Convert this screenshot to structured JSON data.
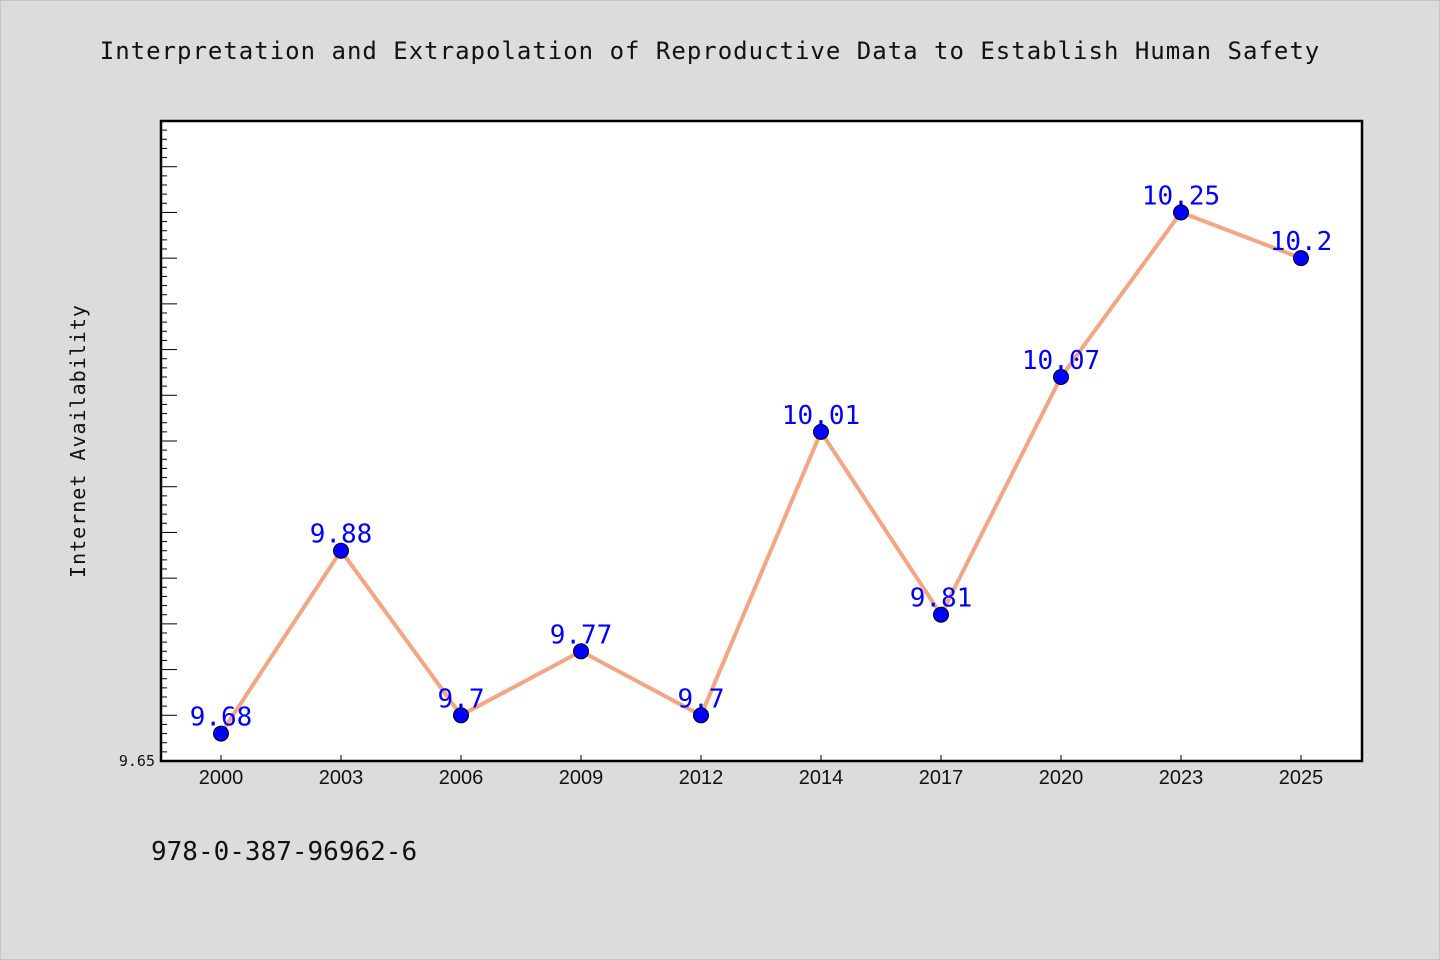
{
  "title": "Interpretation and Extrapolation of Reproductive Data to Establish Human Safety",
  "footer_text": "978-0-387-96962-6",
  "chart_data": {
    "type": "line",
    "title": "Interpretation and Extrapolation of Reproductive Data to Establish Human Safety",
    "xlabel": "",
    "ylabel": "Internet Availability",
    "categories": [
      "2000",
      "2003",
      "2006",
      "2009",
      "2012",
      "2014",
      "2017",
      "2020",
      "2023",
      "2025"
    ],
    "series": [
      {
        "values": [
          9.68,
          9.88,
          9.7,
          9.77,
          9.7,
          10.01,
          9.81,
          10.07,
          10.25,
          10.2
        ],
        "data_labels": [
          "9.68",
          "9.88",
          "9.7",
          "9.77",
          "9.7",
          "10.01",
          "9.81",
          "10.07",
          "10.25",
          "10.2"
        ]
      }
    ],
    "ylim": [
      9.65,
      10.35
    ],
    "y_tick_labels": [
      "9.65"
    ],
    "y_minor_step": 0.01,
    "grid": false,
    "legend": "none",
    "colors": {
      "line": "#f4a582",
      "marker": "#0000ff",
      "label": "#0000ff",
      "plot_bg": "#ffffff",
      "axis": "#000000"
    }
  }
}
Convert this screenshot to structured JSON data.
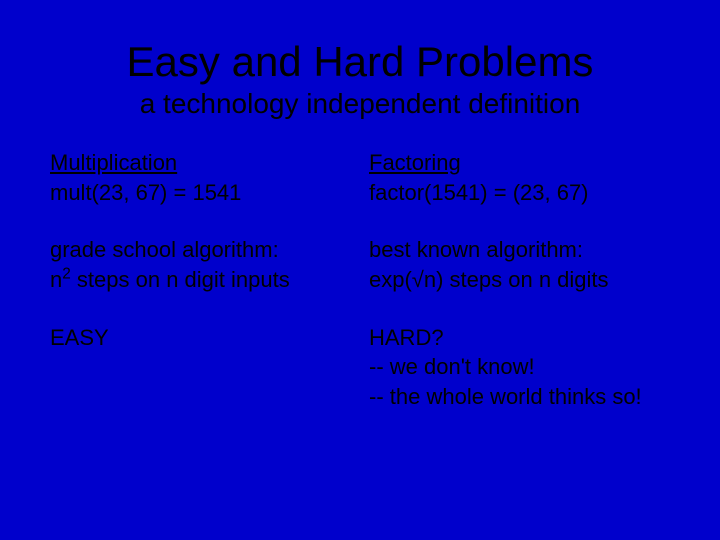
{
  "background_color": "#0000cc",
  "text_color": "#000000",
  "font_family": "Comic Sans MS",
  "title": {
    "text": "Easy and Hard Problems",
    "fontsize": 42
  },
  "subtitle": {
    "text": "a technology independent definition",
    "fontsize": 28
  },
  "body_fontsize": 22,
  "left": {
    "heading": "Multiplication",
    "example": "mult(23, 67) = 1541",
    "algo_line1": "grade school algorithm:",
    "algo_prefix": "n",
    "algo_sup": "2",
    "algo_suffix": " steps on n digit inputs",
    "verdict": "EASY"
  },
  "right": {
    "heading": "Factoring",
    "example": "factor(1541) = (23, 67)",
    "algo_line1": "best known algorithm:",
    "algo_line2": "exp(√n) steps on n digits",
    "verdict": "HARD?",
    "note1": "-- we don't know!",
    "note2": "-- the whole world thinks so!"
  }
}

▶ WORK TO COMPLETE:
Of the lines in the material, how many include "example"? Respond with the number alone.

▶ SOLUTION TO THE EXERCISE:
2